MATERIAL

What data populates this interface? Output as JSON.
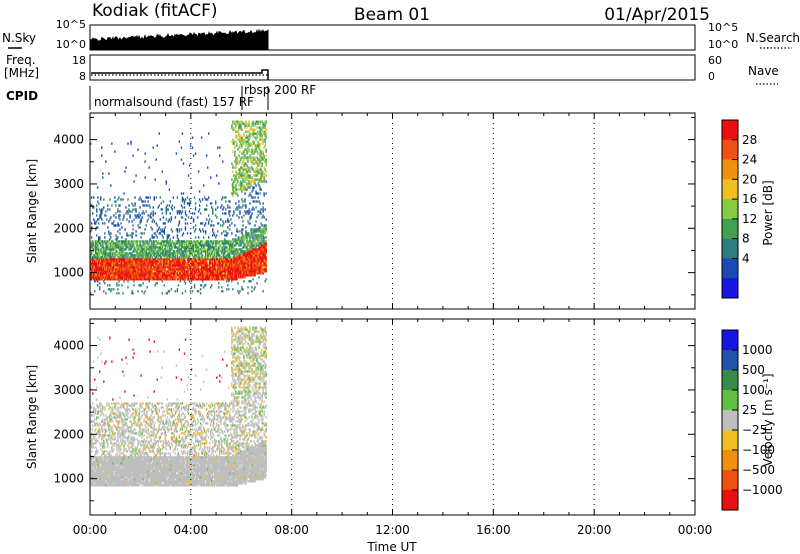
{
  "header": {
    "station": "Kodiak (fitACF)",
    "beam": "Beam 01",
    "date": "01/Apr/2015"
  },
  "nsky_panel": {
    "left_label": "N.Sky",
    "left_ticks": [
      "10^5",
      "10^0"
    ],
    "right_ticks": [
      "10^5",
      "10^0"
    ],
    "right_label": "N.Search"
  },
  "freq_panel": {
    "left_label_1": "Freq.",
    "left_label_2": "[MHz]",
    "left_ticks": [
      "18",
      "8"
    ],
    "right_ticks": [
      "60",
      "0"
    ],
    "right_label": "Nave"
  },
  "cpid": {
    "label": "CPID",
    "mode_1": "normalsound (fast) 157 RF",
    "mode_2": "rbsp 200 RF"
  },
  "colors": {
    "power_scale": [
      "#1616e0",
      "#1a4ab4",
      "#2d7d7d",
      "#3fa050",
      "#88cc44",
      "#f0c020",
      "#f09010",
      "#f05010",
      "#e81010"
    ],
    "velocity_scale": [
      "#1616e0",
      "#2255aa",
      "#3a8a4a",
      "#60c040",
      "#bebebe",
      "#f0c020",
      "#f09010",
      "#f05010",
      "#e81010"
    ]
  },
  "chart_data": [
    {
      "type": "heatmap",
      "panel": "power",
      "ylabel": "Slant Range [km]",
      "y_ticks": [
        1000,
        2000,
        3000,
        4000
      ],
      "ylim": [
        180,
        4600
      ],
      "xlim_hours": [
        0,
        24
      ],
      "data_extent_hours": [
        0,
        7
      ],
      "colorbar": {
        "label": "Power [dB]",
        "ticks": [
          "28",
          "24",
          "20",
          "16",
          "12",
          "8",
          "4"
        ],
        "range": [
          0,
          32
        ]
      },
      "regions": [
        {
          "description": "strong scatter",
          "range_km": [
            800,
            1300
          ],
          "time_hours": [
            0,
            7
          ],
          "power_db": 28
        },
        {
          "description": "moderate scatter",
          "range_km": [
            1300,
            1700
          ],
          "time_hours": [
            0,
            7
          ],
          "power_db": 14
        },
        {
          "description": "weak scatter",
          "range_km": [
            1700,
            2700
          ],
          "time_hours": [
            0,
            7
          ],
          "power_db": 6
        }
      ]
    },
    {
      "type": "heatmap",
      "panel": "velocity",
      "ylabel": "Slant Range [km]",
      "y_ticks": [
        1000,
        2000,
        3000,
        4000
      ],
      "ylim": [
        180,
        4600
      ],
      "xlim_hours": [
        0,
        24
      ],
      "data_extent_hours": [
        0,
        7
      ],
      "colorbar": {
        "label": "Velocity [m s⁻¹]",
        "ticks": [
          "1000",
          "500",
          "100",
          "25",
          "−25",
          "−100",
          "−500",
          "−1000"
        ]
      }
    }
  ],
  "x_axis": {
    "label": "Time UT",
    "ticks": [
      "00:00",
      "04:00",
      "08:00",
      "12:00",
      "16:00",
      "20:00",
      "00:00"
    ]
  }
}
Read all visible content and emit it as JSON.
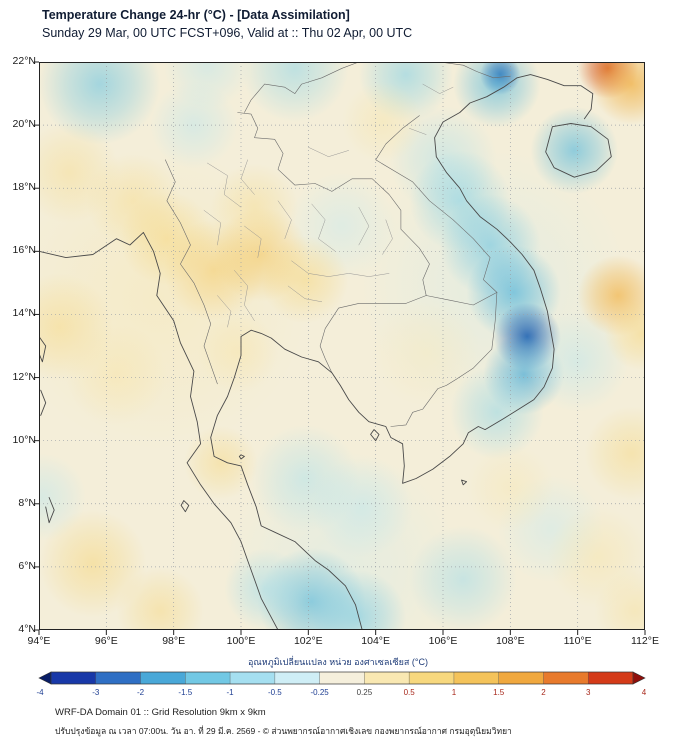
{
  "header": {
    "title": "Temperature Change 24-hr (°C) - [Data Assimilation]",
    "subtitle": "Sunday 29 Mar, 00 UTC FCST+096, Valid at :: Thu 02 Apr, 00 UTC"
  },
  "theme": {
    "title_color": "#101c33",
    "axis_text_color": "#1a1a1a",
    "colorbar_label_color": "#1f3c78",
    "footer_text_color": "#222222",
    "map_frame_color": "#222222",
    "grid_color": "#9aa0a6",
    "coast_color": "#4a4a4a",
    "border_color": "#6b6b6b",
    "minor_line_color": "#8d8d8d",
    "background_color": "#f4eed9",
    "negative_tick_color": "#1f3f93",
    "positive_tick_color": "#a8291c",
    "zero_tick_color": "#444444"
  },
  "map": {
    "extent": {
      "lon_min": 94,
      "lon_max": 112,
      "lat_min": 4,
      "lat_max": 22
    },
    "grid_step_deg": 2,
    "lat_ticks": [
      {
        "value": 22,
        "label": "22°N"
      },
      {
        "value": 20,
        "label": "20°N"
      },
      {
        "value": 18,
        "label": "18°N"
      },
      {
        "value": 16,
        "label": "16°N"
      },
      {
        "value": 14,
        "label": "14°N"
      },
      {
        "value": 12,
        "label": "12°N"
      },
      {
        "value": 10,
        "label": "10°N"
      },
      {
        "value": 8,
        "label": "8°N"
      },
      {
        "value": 6,
        "label": "6°N"
      },
      {
        "value": 4,
        "label": "4°N"
      }
    ],
    "lon_ticks": [
      {
        "value": 94,
        "label": "94°E"
      },
      {
        "value": 96,
        "label": "96°E"
      },
      {
        "value": 98,
        "label": "98°E"
      },
      {
        "value": 100,
        "label": "100°E"
      },
      {
        "value": 102,
        "label": "102°E"
      },
      {
        "value": 104,
        "label": "104°E"
      },
      {
        "value": 106,
        "label": "106°E"
      },
      {
        "value": 108,
        "label": "108°E"
      },
      {
        "value": 110,
        "label": "110°E"
      },
      {
        "value": 112,
        "label": "112°E"
      }
    ]
  },
  "chart_data": {
    "type": "heatmap",
    "units": "°C",
    "extent": {
      "lon_min": 94,
      "lon_max": 112,
      "lat_min": 4,
      "lat_max": 22
    },
    "colormap": [
      {
        "value": -4,
        "color": "#08276b"
      },
      {
        "value": -3,
        "color": "#1d4fa5"
      },
      {
        "value": -2,
        "color": "#2f86c8"
      },
      {
        "value": -1.5,
        "color": "#4fb3da"
      },
      {
        "value": -1,
        "color": "#7dcfe6"
      },
      {
        "value": -0.5,
        "color": "#bfe9f2"
      },
      {
        "value": 0,
        "color": "#f4eed9"
      },
      {
        "value": 0.5,
        "color": "#f7e6ad"
      },
      {
        "value": 1,
        "color": "#f6d67c"
      },
      {
        "value": 1.5,
        "color": "#f3c058"
      },
      {
        "value": 2,
        "color": "#efa83e"
      },
      {
        "value": 3,
        "color": "#e2712b"
      },
      {
        "value": 4,
        "color": "#b21a0f"
      }
    ],
    "features": [
      {
        "lon": 97.5,
        "lat": 14.5,
        "value": 0.5,
        "radius": 4.5
      },
      {
        "lon": 107.5,
        "lat": 15.0,
        "value": -0.4,
        "radius": 4.0
      },
      {
        "lon": 103.0,
        "lat": 6.0,
        "value": -0.4,
        "radius": 3.5
      },
      {
        "lon": 95.8,
        "lat": 21.3,
        "value": -1.2,
        "radius": 1.8
      },
      {
        "lon": 99.0,
        "lat": 21.9,
        "value": -0.6,
        "radius": 1.3
      },
      {
        "lon": 101.6,
        "lat": 21.8,
        "value": -0.9,
        "radius": 1.6
      },
      {
        "lon": 104.9,
        "lat": 21.6,
        "value": -1.0,
        "radius": 1.4
      },
      {
        "lon": 107.7,
        "lat": 21.6,
        "value": -3.0,
        "radius": 0.6
      },
      {
        "lon": 107.6,
        "lat": 21.3,
        "value": -1.4,
        "radius": 1.3
      },
      {
        "lon": 109.9,
        "lat": 19.2,
        "value": -1.4,
        "radius": 1.3
      },
      {
        "lon": 106.0,
        "lat": 18.9,
        "value": -0.7,
        "radius": 1.6
      },
      {
        "lon": 106.5,
        "lat": 17.6,
        "value": -1.0,
        "radius": 1.5
      },
      {
        "lon": 107.4,
        "lat": 16.2,
        "value": -1.2,
        "radius": 1.5
      },
      {
        "lon": 108.1,
        "lat": 14.7,
        "value": -1.5,
        "radius": 1.4
      },
      {
        "lon": 108.5,
        "lat": 13.3,
        "value": -2.6,
        "radius": 1.0
      },
      {
        "lon": 108.4,
        "lat": 12.1,
        "value": -1.6,
        "radius": 1.2
      },
      {
        "lon": 107.6,
        "lat": 10.9,
        "value": -0.9,
        "radius": 1.4
      },
      {
        "lon": 103.0,
        "lat": 16.8,
        "value": -0.5,
        "radius": 1.6
      },
      {
        "lon": 101.9,
        "lat": 8.8,
        "value": -0.7,
        "radius": 1.6
      },
      {
        "lon": 103.6,
        "lat": 7.9,
        "value": -0.6,
        "radius": 1.5
      },
      {
        "lon": 102.1,
        "lat": 4.9,
        "value": -1.4,
        "radius": 1.6
      },
      {
        "lon": 103.5,
        "lat": 4.4,
        "value": -1.1,
        "radius": 1.4
      },
      {
        "lon": 100.7,
        "lat": 5.3,
        "value": -0.8,
        "radius": 1.2
      },
      {
        "lon": 106.6,
        "lat": 5.6,
        "value": -0.8,
        "radius": 1.6
      },
      {
        "lon": 109.2,
        "lat": 7.2,
        "value": -0.5,
        "radius": 1.6
      },
      {
        "lon": 94.1,
        "lat": 8.2,
        "value": -0.6,
        "radius": 1.3
      },
      {
        "lon": 110.0,
        "lat": 12.5,
        "value": -0.6,
        "radius": 1.5
      },
      {
        "lon": 98.6,
        "lat": 20.0,
        "value": -0.6,
        "radius": 1.3
      },
      {
        "lon": 110.9,
        "lat": 21.8,
        "value": 3.2,
        "radius": 0.9
      },
      {
        "lon": 111.6,
        "lat": 21.3,
        "value": 1.8,
        "radius": 1.2
      },
      {
        "lon": 94.9,
        "lat": 18.5,
        "value": 0.8,
        "radius": 1.5
      },
      {
        "lon": 96.8,
        "lat": 17.6,
        "value": 0.8,
        "radius": 1.4
      },
      {
        "lon": 97.8,
        "lat": 16.4,
        "value": 1.0,
        "radius": 1.4
      },
      {
        "lon": 99.2,
        "lat": 15.4,
        "value": 1.2,
        "radius": 1.5
      },
      {
        "lon": 100.6,
        "lat": 15.9,
        "value": 1.3,
        "radius": 1.4
      },
      {
        "lon": 101.9,
        "lat": 15.1,
        "value": 1.0,
        "radius": 1.3
      },
      {
        "lon": 100.4,
        "lat": 17.4,
        "value": 0.8,
        "radius": 1.3
      },
      {
        "lon": 94.6,
        "lat": 13.6,
        "value": 0.9,
        "radius": 1.6
      },
      {
        "lon": 96.3,
        "lat": 12.1,
        "value": 0.6,
        "radius": 1.5
      },
      {
        "lon": 99.4,
        "lat": 9.3,
        "value": 0.9,
        "radius": 1.1
      },
      {
        "lon": 95.6,
        "lat": 6.1,
        "value": 1.0,
        "radius": 1.6
      },
      {
        "lon": 97.6,
        "lat": 4.6,
        "value": 0.9,
        "radius": 1.3
      },
      {
        "lon": 111.2,
        "lat": 14.6,
        "value": 1.7,
        "radius": 1.2
      },
      {
        "lon": 111.9,
        "lat": 13.4,
        "value": 1.0,
        "radius": 1.1
      },
      {
        "lon": 111.6,
        "lat": 9.6,
        "value": 0.9,
        "radius": 1.4
      },
      {
        "lon": 110.6,
        "lat": 6.3,
        "value": 0.6,
        "radius": 1.5
      },
      {
        "lon": 104.2,
        "lat": 20.1,
        "value": 0.6,
        "radius": 1.2
      },
      {
        "lon": 108.0,
        "lat": 8.5,
        "value": 0.5,
        "radius": 1.3
      },
      {
        "lon": 99.9,
        "lat": 12.8,
        "value": 0.6,
        "radius": 1.2
      },
      {
        "lon": 105.5,
        "lat": 12.8,
        "value": 0.4,
        "radius": 1.6
      },
      {
        "lon": 111.7,
        "lat": 4.6,
        "value": 0.7,
        "radius": 1.2
      }
    ]
  },
  "colorbar": {
    "label": "อุณหภูมิเปลี่ยนแปลง หน่วย องศาเซลเซียส (°C)",
    "min": -4,
    "max": 4,
    "levels": [
      "-4",
      "-3",
      "-2",
      "-1.5",
      "-1",
      "-0.5",
      "-0.25",
      "0.25",
      "0.5",
      "1",
      "1.5",
      "2",
      "3",
      "4"
    ],
    "segment_colors": [
      "#1838a8",
      "#2f6fc4",
      "#49a8d8",
      "#72c8e4",
      "#a5dff0",
      "#cfeef6",
      "#f5efdc",
      "#f9e8b2",
      "#f7d87e",
      "#f4c35a",
      "#f0a83e",
      "#e87a2c",
      "#d43a18"
    ],
    "arrow_left_color": "#081d66",
    "arrow_right_color": "#8f0e0a"
  },
  "footer": {
    "line1": "WRF-DA Domain 01 :: Grid Resolution 9km x 9km",
    "line2": "ปรับปรุงข้อมูล ณ เวลา 07:00น. วัน อา. ที่ 29 มี.ค. 2569 - © ส่วนพยากรณ์อากาศเชิงเลข กองพยากรณ์อากาศ กรมอุตุนิยมวิทยา"
  }
}
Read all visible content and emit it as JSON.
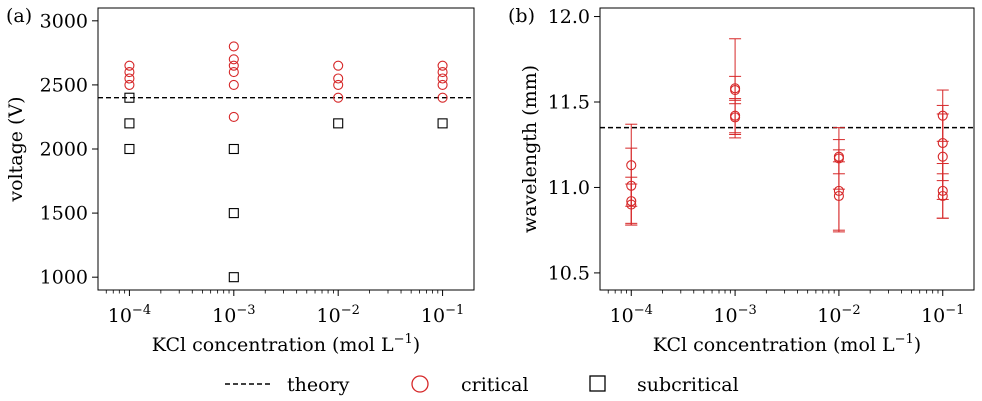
{
  "colors": {
    "critical": "#d62728",
    "subcritical": "#000000",
    "theory": "#000000",
    "axis": "#000000"
  },
  "chart_data": [
    {
      "panel_label": "(a)",
      "type": "scatter",
      "xscale": "log",
      "xlabel": "KCl concentration (mol L",
      "xlabel_sup": "−1",
      "xlabel_tail": ")",
      "ylabel": "voltage (V)",
      "xlim": [
        5e-05,
        0.2
      ],
      "ylim": [
        900,
        3100
      ],
      "x_ticks": [
        {
          "value": 0.0001,
          "base": "10",
          "exp": "−4"
        },
        {
          "value": 0.001,
          "base": "10",
          "exp": "−3"
        },
        {
          "value": 0.01,
          "base": "10",
          "exp": "−2"
        },
        {
          "value": 0.1,
          "base": "10",
          "exp": "−1"
        }
      ],
      "y_ticks": [
        {
          "value": 1000,
          "label": "1000"
        },
        {
          "value": 1500,
          "label": "1500"
        },
        {
          "value": 2000,
          "label": "2000"
        },
        {
          "value": 2500,
          "label": "2500"
        },
        {
          "value": 3000,
          "label": "3000"
        }
      ],
      "theory": 2400,
      "series": [
        {
          "name": "critical",
          "marker": "circle",
          "points": [
            [
              0.0001,
              2500
            ],
            [
              0.0001,
              2550
            ],
            [
              0.0001,
              2600
            ],
            [
              0.0001,
              2650
            ],
            [
              0.001,
              2250
            ],
            [
              0.001,
              2500
            ],
            [
              0.001,
              2600
            ],
            [
              0.001,
              2650
            ],
            [
              0.001,
              2700
            ],
            [
              0.001,
              2800
            ],
            [
              0.01,
              2400
            ],
            [
              0.01,
              2500
            ],
            [
              0.01,
              2550
            ],
            [
              0.01,
              2650
            ],
            [
              0.1,
              2400
            ],
            [
              0.1,
              2500
            ],
            [
              0.1,
              2550
            ],
            [
              0.1,
              2600
            ],
            [
              0.1,
              2650
            ]
          ]
        },
        {
          "name": "subcritical",
          "marker": "square",
          "points": [
            [
              0.0001,
              2000
            ],
            [
              0.0001,
              2200
            ],
            [
              0.0001,
              2400
            ],
            [
              0.001,
              1000
            ],
            [
              0.001,
              1500
            ],
            [
              0.001,
              2000
            ],
            [
              0.01,
              2200
            ],
            [
              0.1,
              2200
            ]
          ]
        }
      ]
    },
    {
      "panel_label": "(b)",
      "type": "scatter",
      "xscale": "log",
      "xlabel": "KCl concentration (mol L",
      "xlabel_sup": "−1",
      "xlabel_tail": ")",
      "ylabel": "wavelength (mm)",
      "xlim": [
        5e-05,
        0.2
      ],
      "ylim": [
        10.4,
        12.05
      ],
      "x_ticks": [
        {
          "value": 0.0001,
          "base": "10",
          "exp": "−4"
        },
        {
          "value": 0.001,
          "base": "10",
          "exp": "−3"
        },
        {
          "value": 0.01,
          "base": "10",
          "exp": "−2"
        },
        {
          "value": 0.1,
          "base": "10",
          "exp": "−1"
        }
      ],
      "y_ticks": [
        {
          "value": 10.5,
          "label": "10.5"
        },
        {
          "value": 11.0,
          "label": "11.0"
        },
        {
          "value": 11.5,
          "label": "11.5"
        },
        {
          "value": 12.0,
          "label": "12.0"
        }
      ],
      "theory": 11.35,
      "series": [
        {
          "name": "critical",
          "marker": "circle",
          "points": [
            {
              "x": 0.0001,
              "y": 10.9,
              "err": 0.12
            },
            {
              "x": 0.0001,
              "y": 10.92,
              "err": 0.14
            },
            {
              "x": 0.0001,
              "y": 11.01,
              "err": 0.22
            },
            {
              "x": 0.0001,
              "y": 11.13,
              "err": 0.24
            },
            {
              "x": 0.001,
              "y": 11.41,
              "err": 0.1
            },
            {
              "x": 0.001,
              "y": 11.42,
              "err": 0.1
            },
            {
              "x": 0.001,
              "y": 11.57,
              "err": 0.08
            },
            {
              "x": 0.001,
              "y": 11.58,
              "err": 0.29
            },
            {
              "x": 0.01,
              "y": 10.95,
              "err": 0.2
            },
            {
              "x": 0.01,
              "y": 10.98,
              "err": 0.24
            },
            {
              "x": 0.01,
              "y": 11.17,
              "err": 0.18
            },
            {
              "x": 0.01,
              "y": 11.18,
              "err": 0.1
            },
            {
              "x": 0.1,
              "y": 10.95,
              "err": 0.13
            },
            {
              "x": 0.1,
              "y": 10.98,
              "err": 0.16
            },
            {
              "x": 0.1,
              "y": 11.18,
              "err": 0.25
            },
            {
              "x": 0.1,
              "y": 11.26,
              "err": 0.22
            },
            {
              "x": 0.1,
              "y": 11.42,
              "err": 0.15
            }
          ]
        }
      ]
    }
  ],
  "legend": {
    "placement": "bottom-center",
    "items": [
      {
        "label": "theory",
        "marker": "dashed-line"
      },
      {
        "label": "critical",
        "marker": "circle"
      },
      {
        "label": "subcritical",
        "marker": "square"
      }
    ]
  }
}
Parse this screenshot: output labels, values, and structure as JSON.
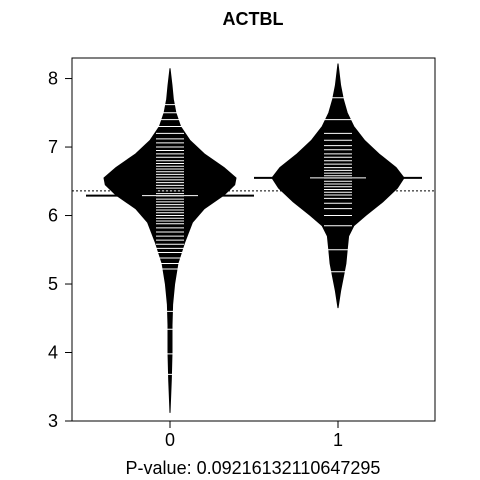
{
  "chart_data": {
    "type": "beanplot",
    "title": "ACTBL",
    "xlabel": "P-value: 0.09216132110647295",
    "ylabel": "",
    "ylim": [
      3,
      8.3
    ],
    "yticks": [
      "3",
      "4",
      "5",
      "6",
      "7",
      "8"
    ],
    "categories": [
      "0",
      "1"
    ],
    "overall_mean": 6.36,
    "grid": false,
    "legend": "none",
    "colors": {
      "bean_fill": "#000000",
      "observation_line": "#ffffff",
      "axis": "#000000"
    },
    "beans": [
      {
        "category": "0",
        "mean": 6.29,
        "density": [
          [
            3.12,
            0.0
          ],
          [
            3.6,
            0.02
          ],
          [
            4.0,
            0.03
          ],
          [
            4.4,
            0.03
          ],
          [
            4.7,
            0.04
          ],
          [
            5.0,
            0.07
          ],
          [
            5.3,
            0.12
          ],
          [
            5.6,
            0.22
          ],
          [
            5.9,
            0.34
          ],
          [
            6.1,
            0.52
          ],
          [
            6.3,
            0.82
          ],
          [
            6.45,
            0.98
          ],
          [
            6.55,
            1.0
          ],
          [
            6.7,
            0.82
          ],
          [
            6.9,
            0.52
          ],
          [
            7.1,
            0.3
          ],
          [
            7.3,
            0.16
          ],
          [
            7.5,
            0.09
          ],
          [
            7.7,
            0.05
          ],
          [
            7.9,
            0.03
          ],
          [
            8.15,
            0.0
          ]
        ],
        "observations": [
          3.68,
          3.98,
          4.34,
          4.6,
          5.22,
          5.3,
          5.38,
          5.46,
          5.52,
          5.58,
          5.64,
          5.7,
          5.76,
          5.82,
          5.88,
          5.92,
          5.96,
          6.0,
          6.04,
          6.08,
          6.12,
          6.16,
          6.2,
          6.24,
          6.28,
          6.32,
          6.36,
          6.4,
          6.44,
          6.48,
          6.52,
          6.56,
          6.6,
          6.64,
          6.68,
          6.72,
          6.76,
          6.8,
          6.85,
          6.9,
          6.95,
          7.0,
          7.06,
          7.12,
          7.2,
          7.3,
          7.4,
          7.5,
          7.62
        ]
      },
      {
        "category": "1",
        "mean": 6.55,
        "density": [
          [
            4.65,
            0.0
          ],
          [
            4.9,
            0.04
          ],
          [
            5.1,
            0.08
          ],
          [
            5.3,
            0.12
          ],
          [
            5.5,
            0.14
          ],
          [
            5.7,
            0.16
          ],
          [
            5.85,
            0.24
          ],
          [
            6.0,
            0.42
          ],
          [
            6.2,
            0.68
          ],
          [
            6.4,
            0.9
          ],
          [
            6.55,
            1.0
          ],
          [
            6.7,
            0.88
          ],
          [
            6.9,
            0.62
          ],
          [
            7.1,
            0.4
          ],
          [
            7.3,
            0.24
          ],
          [
            7.5,
            0.14
          ],
          [
            7.7,
            0.08
          ],
          [
            7.9,
            0.04
          ],
          [
            8.22,
            0.0
          ]
        ],
        "observations": [
          5.18,
          5.5,
          5.85,
          6.0,
          6.1,
          6.18,
          6.25,
          6.3,
          6.34,
          6.38,
          6.42,
          6.46,
          6.5,
          6.54,
          6.58,
          6.62,
          6.66,
          6.7,
          6.75,
          6.8,
          6.85,
          6.9,
          6.96,
          7.02,
          7.1,
          7.2,
          7.4,
          7.72
        ]
      }
    ]
  }
}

WHAT THE EXERCISE ASKS
Your task is to gather all lines from the entries above that hold the word "this".

FINISHED TASK
What data populates this interface? Output as JSON.
Parse this screenshot: output labels, values, and structure as JSON.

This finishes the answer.